### [WHAT THE EXERCISE ASKS]
Set down all of the data exactly as it appears.

━━ RECORDS SUPPLIED ━━

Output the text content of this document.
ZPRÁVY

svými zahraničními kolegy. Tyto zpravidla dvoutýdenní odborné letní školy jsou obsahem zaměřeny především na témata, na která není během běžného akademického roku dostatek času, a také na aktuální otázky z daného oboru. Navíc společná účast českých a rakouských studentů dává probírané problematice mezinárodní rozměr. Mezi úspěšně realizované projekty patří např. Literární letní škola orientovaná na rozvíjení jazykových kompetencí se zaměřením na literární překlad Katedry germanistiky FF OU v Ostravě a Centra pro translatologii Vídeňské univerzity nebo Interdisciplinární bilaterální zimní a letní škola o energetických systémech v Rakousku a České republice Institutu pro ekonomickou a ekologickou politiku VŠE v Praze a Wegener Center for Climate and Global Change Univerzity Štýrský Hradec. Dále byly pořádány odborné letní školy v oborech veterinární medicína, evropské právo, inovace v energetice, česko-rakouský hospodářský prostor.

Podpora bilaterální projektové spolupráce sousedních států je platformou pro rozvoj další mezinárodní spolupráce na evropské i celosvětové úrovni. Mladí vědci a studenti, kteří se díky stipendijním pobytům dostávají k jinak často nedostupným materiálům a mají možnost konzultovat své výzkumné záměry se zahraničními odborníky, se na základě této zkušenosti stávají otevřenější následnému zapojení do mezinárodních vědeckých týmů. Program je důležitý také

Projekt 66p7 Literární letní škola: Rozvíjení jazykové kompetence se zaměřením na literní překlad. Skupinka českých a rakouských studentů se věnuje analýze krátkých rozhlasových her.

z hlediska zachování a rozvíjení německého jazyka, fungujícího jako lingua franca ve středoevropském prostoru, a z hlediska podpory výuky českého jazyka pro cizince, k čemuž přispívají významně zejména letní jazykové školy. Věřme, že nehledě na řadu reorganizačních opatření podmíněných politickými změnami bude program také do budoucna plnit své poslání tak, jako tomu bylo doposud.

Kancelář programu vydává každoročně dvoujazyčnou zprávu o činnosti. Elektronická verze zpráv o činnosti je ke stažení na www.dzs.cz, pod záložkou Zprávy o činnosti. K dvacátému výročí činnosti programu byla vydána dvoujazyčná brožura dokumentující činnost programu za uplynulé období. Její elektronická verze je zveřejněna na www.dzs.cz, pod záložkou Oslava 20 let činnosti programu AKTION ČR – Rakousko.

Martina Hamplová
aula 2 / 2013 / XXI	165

━━━

### [RESULT OF THIS EXERCISE]
Output the text content of this document.
ZPRÁVY

svými zahraničními kolegy. Tyto zpravidla dvoutýdenní odborné letní školy jsou obsahem zaměřeny především na témata, na která není během běžného akademického roku dostatek času, a také na aktuální otázky z daného oboru. Navíc společná účast českých a rakouských studentů dává probírané problematice mezinárodní rozměr. Mezi úspěšně realizované projekty patří např. Literární letní škola orientovaná na rozvíjení jazykových kompetencí se zaměřením na literární překlad Katedry germanistiky FF OU v Ostravě a Centra pro translatologii Vídeňské univerzity nebo Interdisciplinární bilaterální zimní a letní škola o energetických systémech v Rakousku a České republice Institutu pro ekonomickou a ekologickou politiku VŠE v Praze a Wegener Center for Climate and Global Change Univerzity Štýrský Hradec. Dále byly pořádány odborné letní školy v oborech veterinární medicína, evropské právo, inovace v energetice, česko-rakouský hospodářský prostor.

Podpora bilaterální projektové spolupráce sousedních států je platformou pro rozvoj další mezinárodní spolupráce na evropské i celosvětové úrovni. Mladí vědci a studenti, kteří se díky stipendijním pobytům dostávají k jinak často nedostupným materiálům a mají možnost konzultovat své výzkumné záměry se zahraničními odborníky, se na základě této zkušenosti stávají otevřenější následnému zapojení do mezinárodních vědeckých týmů. Program je důležitý také

Projekt 66p7 Literární letní škola: Rozvíjení jazykové kompetence se zaměřením na literní překlad. Skupinka českých a rakouských studentů se věnuje analýze krátkých rozhlasových her.

z hlediska zachování a rozvíjení německého jazyka, fungujícího jako lingua franca ve středoevropském prostoru, a z hlediska podpory výuky českého jazyka pro cizince, k čemuž přispívají významně zejména letní jazykové školy. Věřme, že nehledě na řadu reorganizačních opatření podmíněných politickými změnami bude program také do budoucna plnit své poslání tak, jako tomu bylo doposud.

Kancelář programu vydává každoročně dvoujazyčnou zprávu o činnosti. Elektronická verze zpráv o činnosti je ke stažení na www.dzs.cz, pod záložkou Zprávy o činnosti. K dvacátému výročí činnosti programu byla vydána dvoujazyčná brožura dokumentující činnost programu za uplynulé období. Její elektronická verze je zveřejněna na www.dzs.cz, pod záložkou Oslava 20 let činnosti programu AKTION ČR – Rakousko.

Martina Hamplová
aula 2 / 2013 / XXI	165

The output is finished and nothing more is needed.